Task to carry out | Select, from the data, each line where "botón" occurs.

— start —

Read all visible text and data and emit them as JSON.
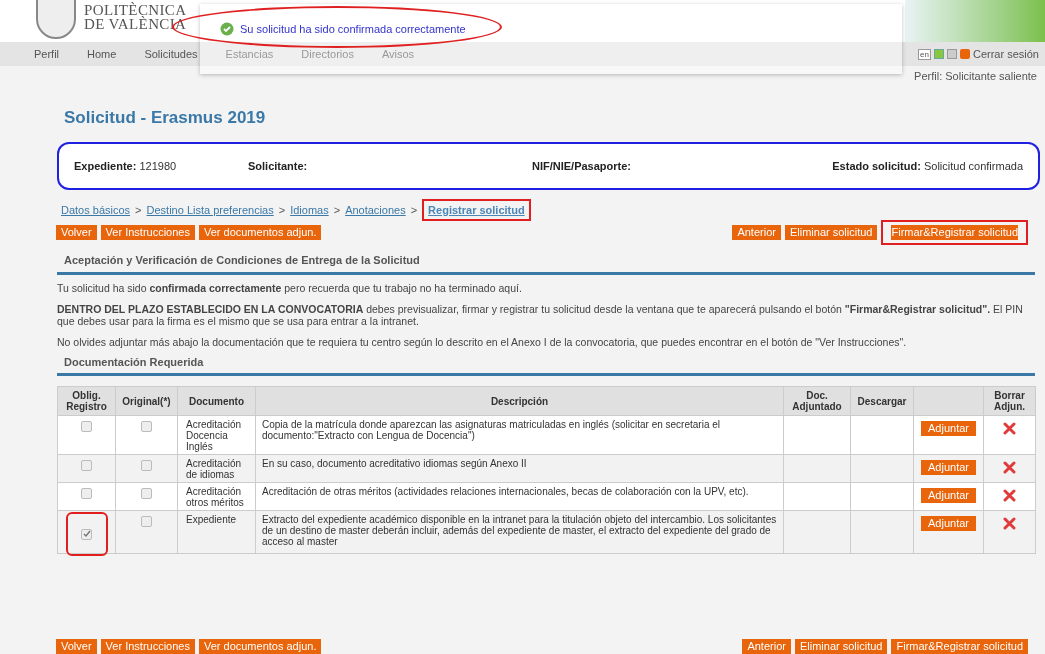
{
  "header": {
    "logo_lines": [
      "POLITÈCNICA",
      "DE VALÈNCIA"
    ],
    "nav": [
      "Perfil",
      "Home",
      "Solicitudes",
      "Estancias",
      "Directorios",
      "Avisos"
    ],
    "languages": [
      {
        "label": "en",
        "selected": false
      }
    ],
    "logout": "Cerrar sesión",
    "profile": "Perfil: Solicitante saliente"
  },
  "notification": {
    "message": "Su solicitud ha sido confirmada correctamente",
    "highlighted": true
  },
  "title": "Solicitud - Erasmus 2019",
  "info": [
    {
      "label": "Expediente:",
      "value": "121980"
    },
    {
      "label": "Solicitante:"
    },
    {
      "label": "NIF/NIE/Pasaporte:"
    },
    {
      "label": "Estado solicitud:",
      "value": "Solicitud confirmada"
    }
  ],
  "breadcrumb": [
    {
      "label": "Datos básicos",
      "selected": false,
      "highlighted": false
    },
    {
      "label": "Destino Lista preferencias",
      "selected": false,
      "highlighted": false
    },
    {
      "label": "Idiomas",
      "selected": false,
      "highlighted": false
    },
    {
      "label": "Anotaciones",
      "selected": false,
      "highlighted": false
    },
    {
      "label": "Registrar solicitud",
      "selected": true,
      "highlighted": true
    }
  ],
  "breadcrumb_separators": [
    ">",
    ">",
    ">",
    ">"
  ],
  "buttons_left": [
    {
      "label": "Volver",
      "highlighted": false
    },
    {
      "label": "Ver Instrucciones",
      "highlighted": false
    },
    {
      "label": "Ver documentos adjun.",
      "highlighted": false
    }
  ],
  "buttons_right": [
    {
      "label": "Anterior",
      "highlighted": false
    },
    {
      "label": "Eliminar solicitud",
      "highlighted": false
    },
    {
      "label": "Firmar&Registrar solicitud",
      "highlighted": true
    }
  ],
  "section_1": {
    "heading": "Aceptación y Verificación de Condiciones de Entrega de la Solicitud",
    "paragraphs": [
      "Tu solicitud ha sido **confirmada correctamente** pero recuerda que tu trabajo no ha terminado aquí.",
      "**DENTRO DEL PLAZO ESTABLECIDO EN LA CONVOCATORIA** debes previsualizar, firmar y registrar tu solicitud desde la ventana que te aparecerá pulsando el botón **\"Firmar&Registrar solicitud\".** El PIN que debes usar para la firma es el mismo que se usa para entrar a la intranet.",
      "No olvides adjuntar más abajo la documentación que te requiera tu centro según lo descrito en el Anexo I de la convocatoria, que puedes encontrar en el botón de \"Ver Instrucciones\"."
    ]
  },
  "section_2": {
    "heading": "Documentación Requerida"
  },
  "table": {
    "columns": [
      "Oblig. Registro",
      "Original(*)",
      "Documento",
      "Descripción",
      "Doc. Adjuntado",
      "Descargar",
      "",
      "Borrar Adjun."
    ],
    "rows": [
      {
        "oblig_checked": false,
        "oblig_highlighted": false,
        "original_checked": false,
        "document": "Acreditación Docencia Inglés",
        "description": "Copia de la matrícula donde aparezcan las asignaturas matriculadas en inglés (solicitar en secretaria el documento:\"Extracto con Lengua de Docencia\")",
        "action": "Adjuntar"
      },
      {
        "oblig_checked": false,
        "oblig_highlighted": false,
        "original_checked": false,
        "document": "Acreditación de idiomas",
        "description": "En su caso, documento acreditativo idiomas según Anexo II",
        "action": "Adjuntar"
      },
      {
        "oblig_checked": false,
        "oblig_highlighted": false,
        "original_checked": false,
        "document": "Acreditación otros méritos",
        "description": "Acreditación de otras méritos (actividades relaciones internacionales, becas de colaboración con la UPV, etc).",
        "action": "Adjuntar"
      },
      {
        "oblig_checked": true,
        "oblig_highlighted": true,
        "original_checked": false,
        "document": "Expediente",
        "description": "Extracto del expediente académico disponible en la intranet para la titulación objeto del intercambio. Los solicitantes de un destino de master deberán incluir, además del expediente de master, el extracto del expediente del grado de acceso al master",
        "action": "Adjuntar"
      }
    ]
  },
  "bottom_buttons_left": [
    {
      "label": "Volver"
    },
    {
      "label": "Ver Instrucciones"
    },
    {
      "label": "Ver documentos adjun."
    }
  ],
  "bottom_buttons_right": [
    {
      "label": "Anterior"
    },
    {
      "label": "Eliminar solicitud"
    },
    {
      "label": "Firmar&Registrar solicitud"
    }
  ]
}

— end —

Solution to this problem |
      "**DENTRO DEL PLAZO ESTABLECIDO EN LA CONVOCATORIA** debes previsualizar, firmar y registrar tu solicitud desde la ventana que te aparecerá pulsando el botón **\"Firmar&Registrar solicitud\".** El PIN que debes usar para la firma es el mismo que se usa para entrar a la intranet.",
      "No olvides adjuntar más abajo la documentación que te requiera tu centro según lo descrito en el Anexo I de la convocatoria, que puedes encontrar en el botón de \"Ver Instrucciones\"."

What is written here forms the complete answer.